Provided data:
***
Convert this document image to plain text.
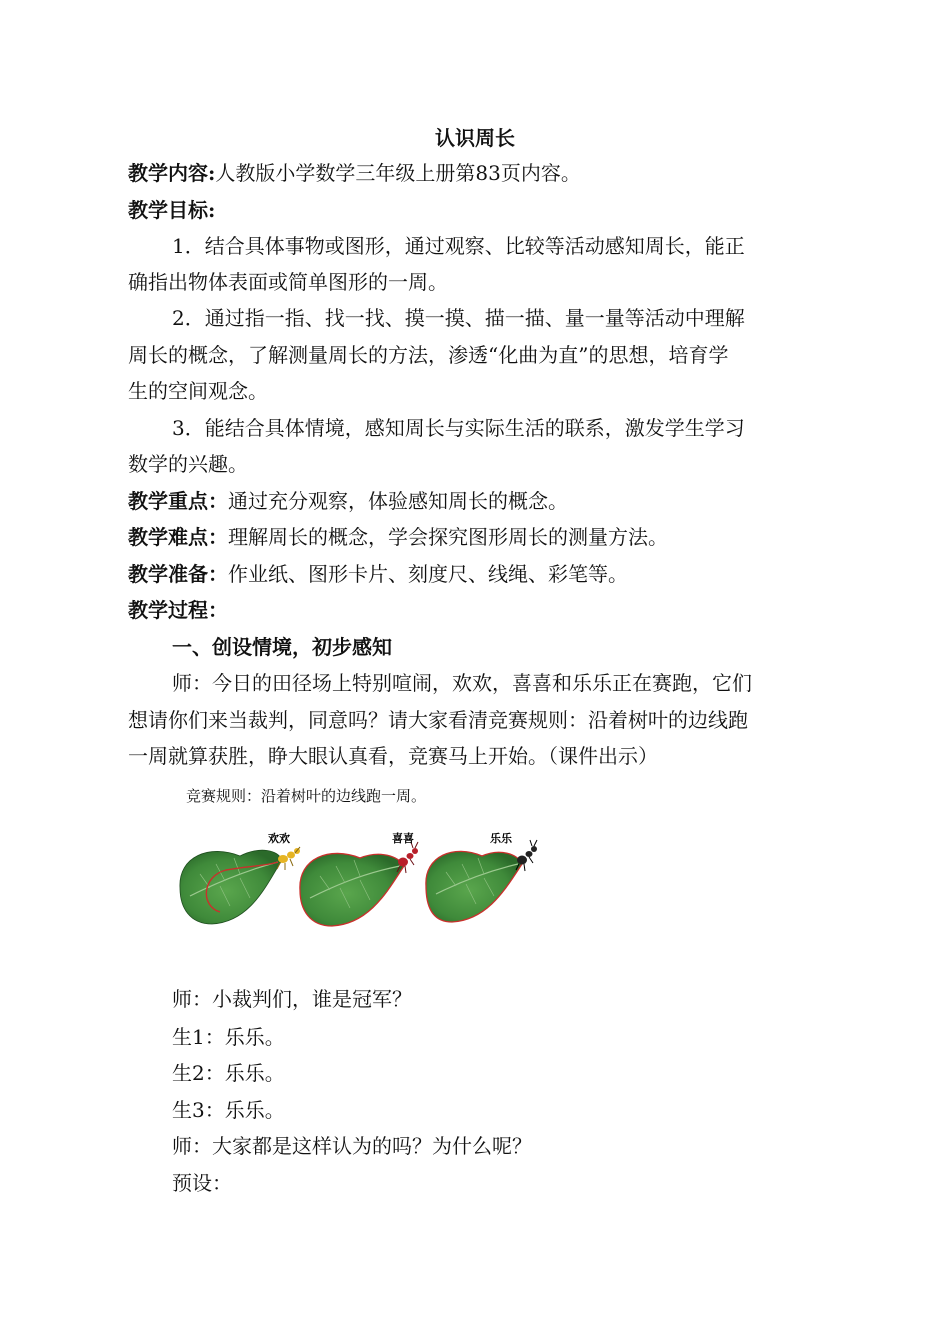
认识周长
教学内容:人教版小学数学三年级上册第83页内容。
教学目标:
1．结合具体事物或图形，通过观察、比较等活动感知周长，能正
确指出物体表面或简单图形的一周。
2．通过指一指、找一找、摸一摸、描一描、量一量等活动中理解
周长的概念，了解测量周长的方法，渗透“化曲为直”的思想，培育学
生的空间观念。
3．能结合具体情境，感知周长与实际生活的联系，激发学生学习
数学的兴趣。
教学重点：通过充分观察，体验感知周长的概念。
教学难点：理解周长的概念，学会探究图形周长的测量方法。
教学准备：作业纸、图形卡片、刻度尺、线绳、彩笔等。
教学过程：
一、创设情境，初步感知
师：今日的田径场上特别喧闹，欢欢，喜喜和乐乐正在赛跑，它们
想请你们来当裁判，同意吗？请大家看清竞赛规则：沿着树叶的边线跑
一周就算获胜，睁大眼认真看，竞赛马上开始。（课件出示）
竞赛规则：沿着树叶的边线跑一周。
欢欢	喜喜	乐乐
师：小裁判们，谁是冠军？
生1：乐乐。
生2：乐乐。
生3：乐乐。
师：大家都是这样认为的吗？为什么呢？
预设：
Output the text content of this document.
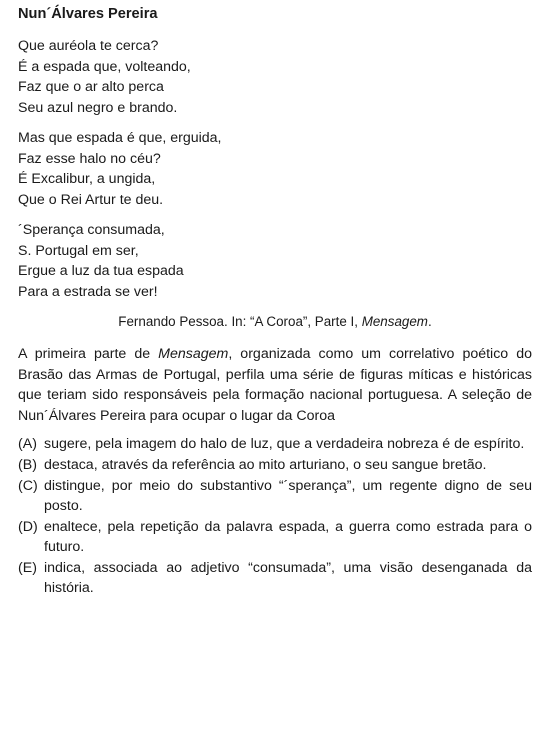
Nun´Álvares Pereira
Que auréola te cerca?
É a espada que, volteando,
Faz que o ar alto perca
Seu azul negro e brando.
Mas que espada é que, erguida,
Faz esse halo no céu?
É Excalibur, a ungida,
Que o Rei Artur te deu.
´Sperança consumada,
S. Portugal em ser,
Ergue a luz da tua espada
Para a estrada se ver!
Fernando Pessoa. In: “A Coroa”, Parte I, Mensagem.
A primeira parte de Mensagem, organizada como um correlativo poético do Brasão das Armas de Portugal, perfila uma série de figuras míticas e históricas que teriam sido responsáveis pela formação nacional portuguesa. A seleção de Nun´Álvares Pereira para ocupar o lugar da Coroa
(A) sugere, pela imagem do halo de luz, que a verdadeira nobreza é de espírito.
(B) destaca, através da referência ao mito arturiano, o seu sangue bretão.
(C) distingue, por meio do substantivo “´sperança”, um regente digno de seu posto.
(D) enaltece, pela repetição da palavra espada, a guerra como estrada para o futuro.
(E) indica, associada ao adjetivo “consumada”, uma visão desenganada da história.
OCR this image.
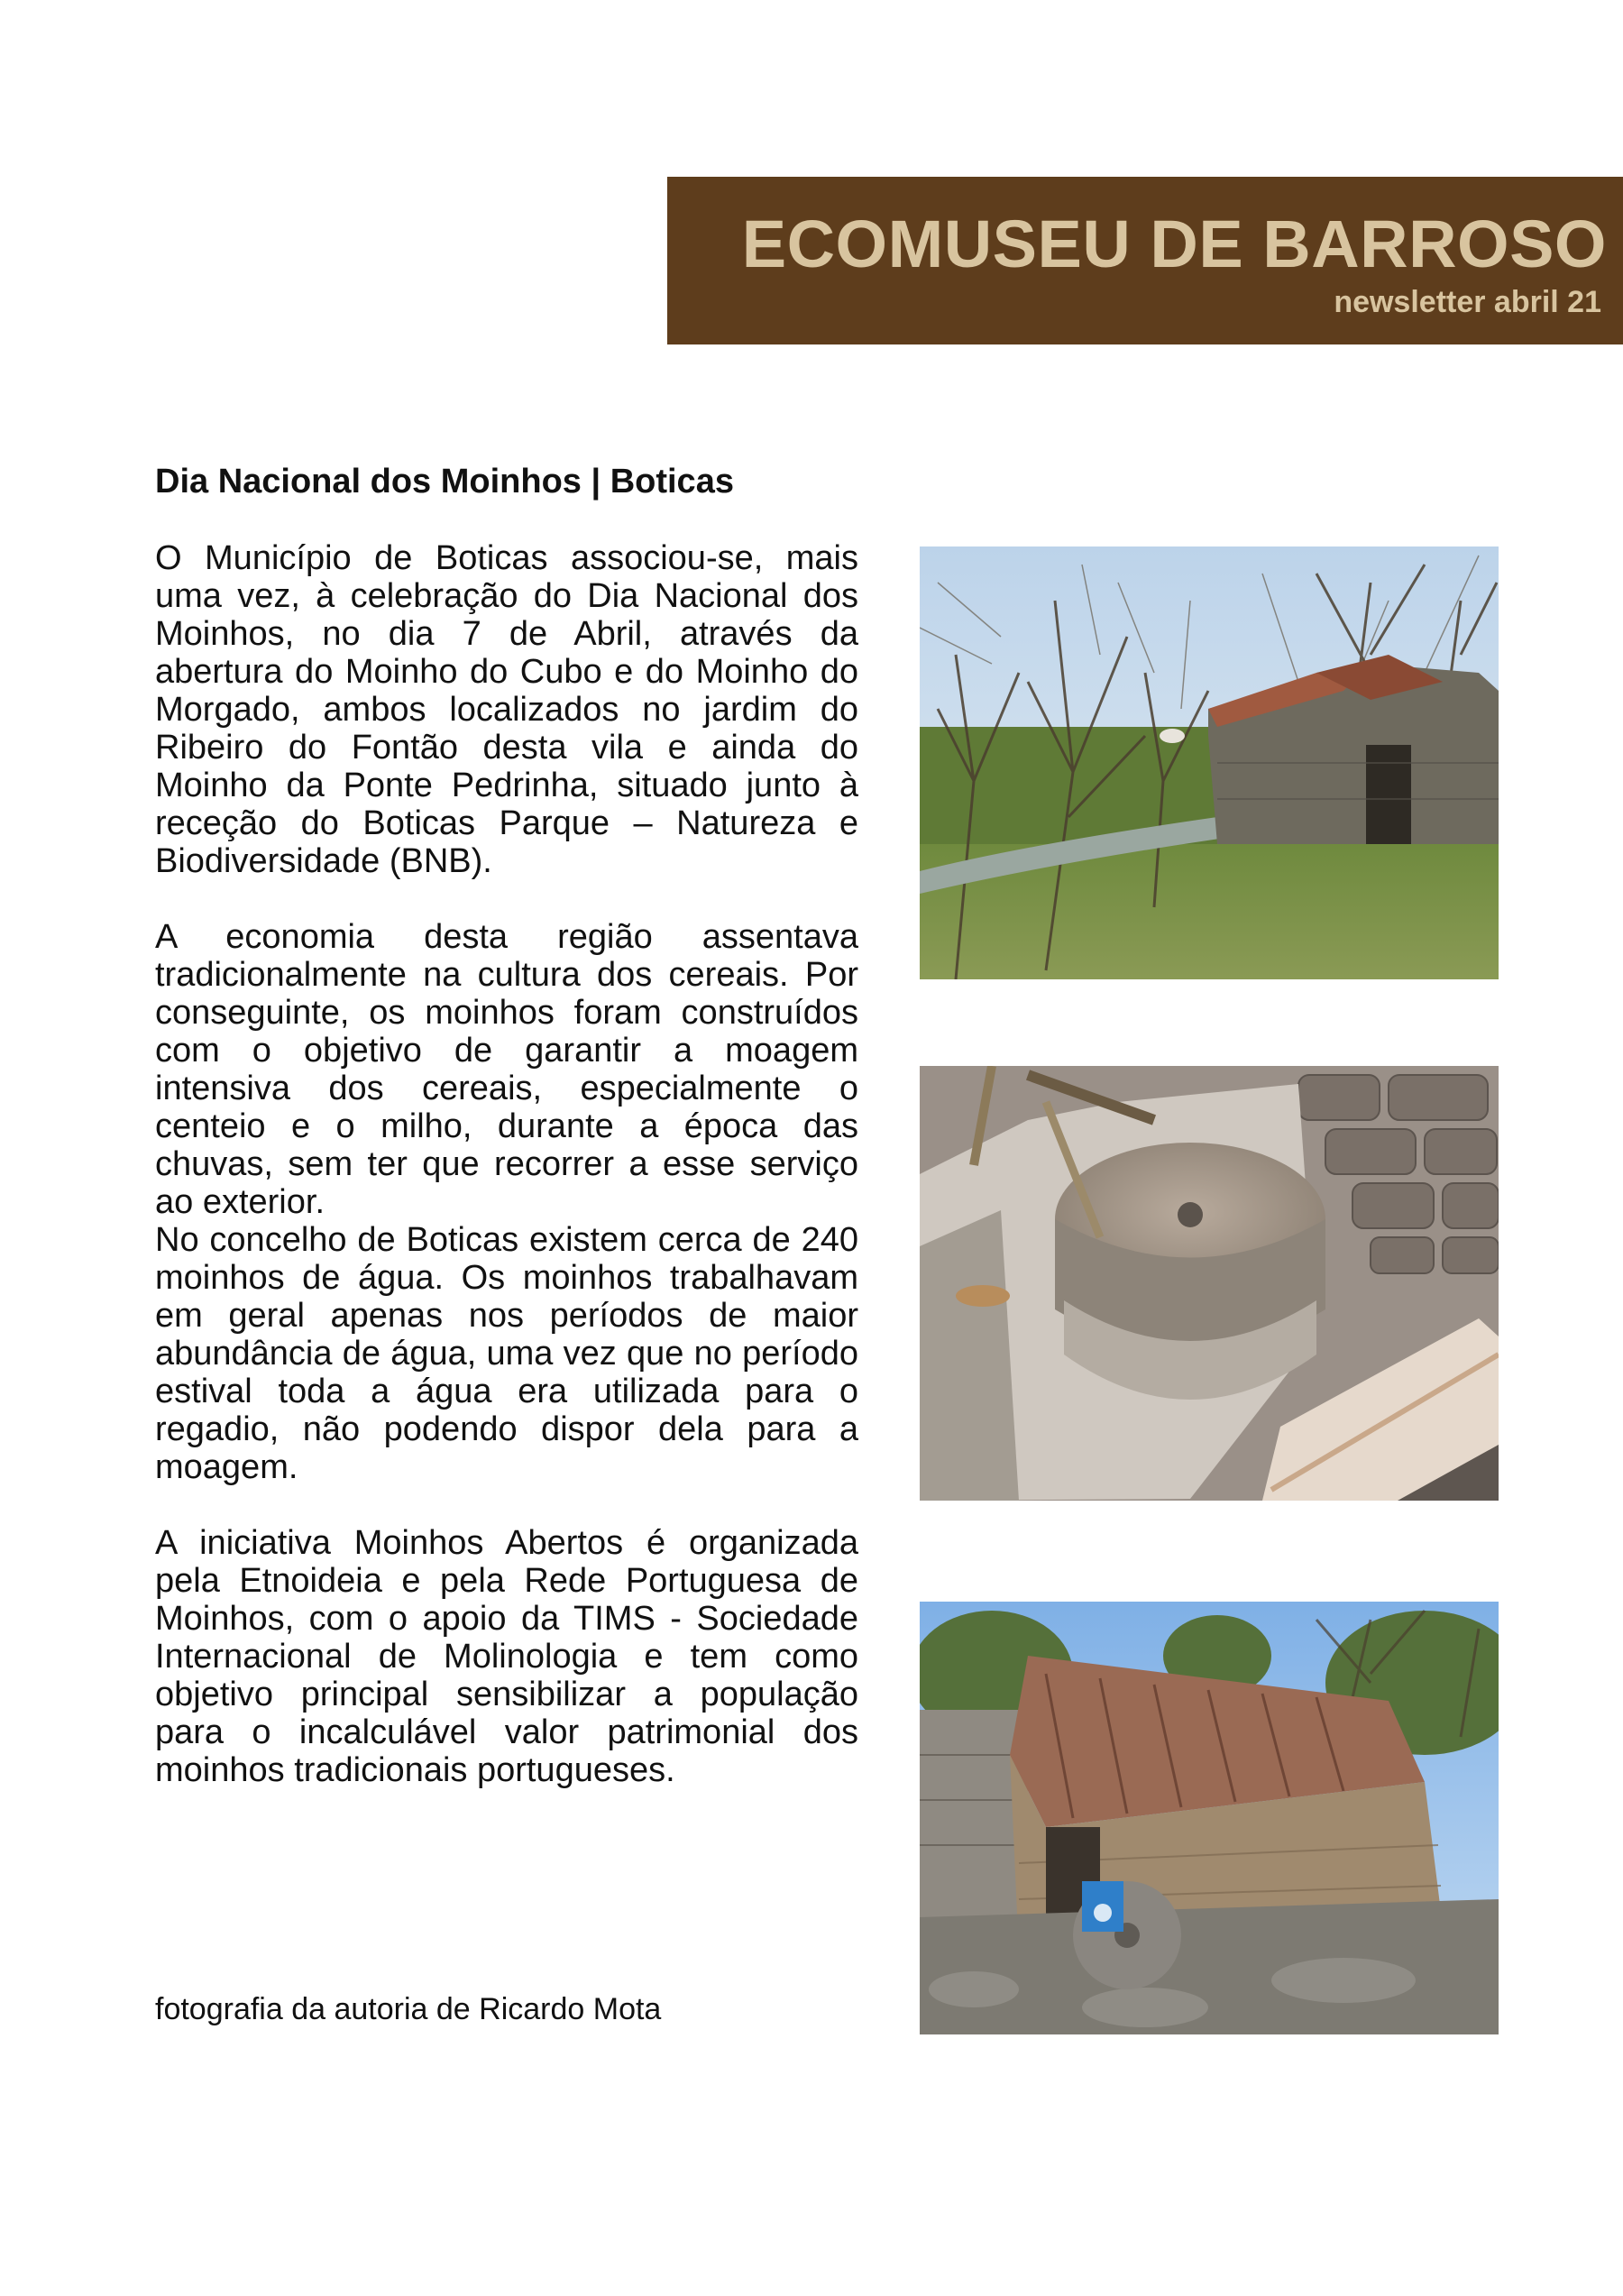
ECOMUSEU DE BARROSO
newsletter abril 21
Dia Nacional dos Moinhos | Boticas

O Município de Boticas associou-se, mais uma vez, à celebração do Dia Nacional dos Moinhos, no dia 7 de Abril, através da abertura do Moinho do Cubo e do Moinho do Morgado, ambos localizados no jardim do Ribeiro do Fontão desta vila e ainda do Moinho da Ponte Pedrinha, situado junto à receção do Boticas Parque – Natureza e Biodiversidade (BNB).

A economia desta região assentava tradicionalmente na cultura dos cereais. Por conseguinte, os moinhos foram construídos com o objetivo de garantir a moagem intensiva dos cereais, especialmente o centeio e o milho, durante a época das chuvas, sem ter que recorrer a esse serviço ao exterior.

No concelho de Boticas existem cerca de 240 moinhos de água. Os moinhos trabalhavam em geral apenas nos períodos de maior abundância de água, uma vez que no período estival toda a água era utilizada para o regadio, não podendo dispor dela para a moagem.

A iniciativa Moinhos Abertos é organizada pela Etnoideia e pela Rede Portuguesa de Moinhos, com o apoio da TIMS - Sociedade Internacional de Molinologia e tem como objetivo principal sensibilizar a população para o incalculável valor patrimonial dos moinhos tradicionais portugueses.

fotografia da autoria de Ricardo Mota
***
Task to carry out: With the pictures omitted, reproduce the records in full and exactly.

Exercise solution:
Convert this document image to plain text.
认识周长
教学内容:人教版小学数学三年级上册第83页内容。
教学目标:
1．结合具体事物或图形，通过观察、比较等活动感知周长，能正
确指出物体表面或简单图形的一周。
2．通过指一指、找一找、摸一摸、描一描、量一量等活动中理解
周长的概念，了解测量周长的方法，渗透“化曲为直”的思想，培育学
生的空间观念。
3．能结合具体情境，感知周长与实际生活的联系，激发学生学习
数学的兴趣。
教学重点：通过充分观察，体验感知周长的概念。
教学难点：理解周长的概念，学会探究图形周长的测量方法。
教学准备：作业纸、图形卡片、刻度尺、线绳、彩笔等。
教学过程：
一、创设情境，初步感知
师：今日的田径场上特别喧闹，欢欢，喜喜和乐乐正在赛跑，它们
想请你们来当裁判，同意吗？请大家看清竞赛规则：沿着树叶的边线跑
一周就算获胜，睁大眼认真看，竞赛马上开始。（课件出示）
竞赛规则：沿着树叶的边线跑一周。
欢欢	喜喜	乐乐
师：小裁判们，谁是冠军？
生1：乐乐。
生2：乐乐。
生3：乐乐。
师：大家都是这样认为的吗？为什么呢？
预设：
Output the text content of this document.
Nun´Álvares Pereira
Que auréola te cerca?
É a espada que, volteando,
Faz que o ar alto perca
Seu azul negro e brando.
Mas que espada é que, erguida,
Faz esse halo no céu?
É Excalibur, a ungida,
Que o Rei Artur te deu.
´Sperança consumada,
S. Portugal em ser,
Ergue a luz da tua espada
Para a estrada se ver!
Fernando Pessoa. In: “A Coroa”, Parte I, Mensagem.
A primeira parte de Mensagem, organizada como um correlativo poético do Brasão das Armas de Portugal, perfila uma série de figuras míticas e históricas que teriam sido responsáveis pela formação nacional portuguesa. A seleção de Nun´Álvares Pereira para ocupar o lugar da Coroa
(A) sugere, pela imagem do halo de luz, que a verdadeira nobreza é de espírito.
(B) destaca, através da referência ao mito arturiano, o seu sangue bretão.
(C) distingue, por meio do substantivo “´sperança”, um regente digno de seu posto.
(D) enaltece, pela repetição da palavra espada, a guerra como estrada para o futuro.
(E) indica, associada ao adjetivo “consumada”, uma visão desenganada da história.
OCR this image.
ECOMUSEU DE BARROSO
newsletter abril 21
Dia Nacional dos Moinhos | Boticas

O Município de Boticas associou-se, mais uma vez, à celebração do Dia Nacional dos Moinhos, no dia 7 de Abril, através da abertura do Moinho do Cubo e do Moinho do Morgado, ambos localizados no jardim do Ribeiro do Fontão desta vila e ainda do Moinho da Ponte Pedrinha, situado junto à receção do Boticas Parque – Natureza e Biodiversidade (BNB).

A economia desta região assentava tradicionalmente na cultura dos cereais. Por conseguinte, os moinhos foram construídos com o objetivo de garantir a moagem intensiva dos cereais, especialmente o centeio e o milho, durante a época das chuvas, sem ter que recorrer a esse serviço ao exterior.

No concelho de Boticas existem cerca de 240 moinhos de água. Os moinhos trabalhavam em geral apenas nos períodos de maior abundância de água, uma vez que no período estival toda a água era utilizada para o regadio, não podendo dispor dela para a moagem.

A iniciativa Moinhos Abertos é organizada pela Etnoideia e pela Rede Portuguesa de Moinhos, com o apoio da TIMS - Sociedade Internacional de Molinologia e tem como objetivo principal sensibilizar a população para o incalculável valor patrimonial dos moinhos tradicionais portugueses.

fotografia da autoria de Ricardo Mota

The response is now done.